— start Material for this task —
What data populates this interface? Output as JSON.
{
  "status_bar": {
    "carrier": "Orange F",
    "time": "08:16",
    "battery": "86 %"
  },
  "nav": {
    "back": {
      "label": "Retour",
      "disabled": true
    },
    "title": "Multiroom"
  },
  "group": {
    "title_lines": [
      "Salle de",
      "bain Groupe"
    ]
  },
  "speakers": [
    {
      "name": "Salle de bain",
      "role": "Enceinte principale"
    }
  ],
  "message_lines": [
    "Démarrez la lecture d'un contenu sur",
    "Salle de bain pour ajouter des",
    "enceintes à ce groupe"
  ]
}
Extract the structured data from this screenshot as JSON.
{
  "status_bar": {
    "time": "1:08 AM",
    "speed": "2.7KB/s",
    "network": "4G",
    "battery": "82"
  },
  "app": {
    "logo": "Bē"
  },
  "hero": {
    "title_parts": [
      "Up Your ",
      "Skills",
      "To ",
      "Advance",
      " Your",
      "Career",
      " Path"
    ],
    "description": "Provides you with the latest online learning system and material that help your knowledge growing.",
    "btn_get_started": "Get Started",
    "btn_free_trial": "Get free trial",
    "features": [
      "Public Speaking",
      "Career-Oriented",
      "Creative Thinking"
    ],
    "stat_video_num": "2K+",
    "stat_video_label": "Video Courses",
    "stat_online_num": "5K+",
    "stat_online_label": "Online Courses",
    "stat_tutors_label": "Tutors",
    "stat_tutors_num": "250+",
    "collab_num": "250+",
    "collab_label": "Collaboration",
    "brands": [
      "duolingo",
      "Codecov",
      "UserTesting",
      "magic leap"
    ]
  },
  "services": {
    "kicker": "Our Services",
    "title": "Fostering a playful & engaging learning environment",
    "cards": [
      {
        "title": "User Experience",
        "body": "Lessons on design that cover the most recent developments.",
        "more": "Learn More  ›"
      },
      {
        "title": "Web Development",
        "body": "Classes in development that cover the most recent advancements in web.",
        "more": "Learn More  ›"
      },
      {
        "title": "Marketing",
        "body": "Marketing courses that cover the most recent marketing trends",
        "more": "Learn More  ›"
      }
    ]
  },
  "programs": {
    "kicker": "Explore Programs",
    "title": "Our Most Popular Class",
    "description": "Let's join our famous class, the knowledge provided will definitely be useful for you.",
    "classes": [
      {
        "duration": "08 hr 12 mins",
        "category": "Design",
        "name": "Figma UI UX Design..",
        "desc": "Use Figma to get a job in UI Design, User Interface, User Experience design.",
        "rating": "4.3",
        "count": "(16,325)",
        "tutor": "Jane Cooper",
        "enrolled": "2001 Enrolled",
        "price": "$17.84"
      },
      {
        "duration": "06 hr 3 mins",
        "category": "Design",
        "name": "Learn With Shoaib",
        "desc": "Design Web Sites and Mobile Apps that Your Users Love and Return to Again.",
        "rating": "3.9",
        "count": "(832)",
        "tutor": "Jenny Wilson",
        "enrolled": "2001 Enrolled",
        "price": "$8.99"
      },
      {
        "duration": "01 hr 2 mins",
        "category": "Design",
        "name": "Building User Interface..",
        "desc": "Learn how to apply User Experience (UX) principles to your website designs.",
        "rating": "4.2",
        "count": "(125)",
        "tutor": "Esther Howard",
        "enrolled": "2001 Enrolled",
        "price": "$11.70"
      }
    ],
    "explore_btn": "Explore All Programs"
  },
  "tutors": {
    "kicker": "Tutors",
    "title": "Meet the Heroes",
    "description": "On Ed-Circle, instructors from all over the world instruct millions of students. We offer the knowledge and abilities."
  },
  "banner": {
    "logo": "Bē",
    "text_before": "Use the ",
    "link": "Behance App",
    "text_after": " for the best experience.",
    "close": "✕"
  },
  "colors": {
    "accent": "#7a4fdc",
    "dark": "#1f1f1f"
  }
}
— end Material for this task —
■ **Written instruction**: Count the lines above that contain the word "Figma". Give only the number.

■ **Reply**: 2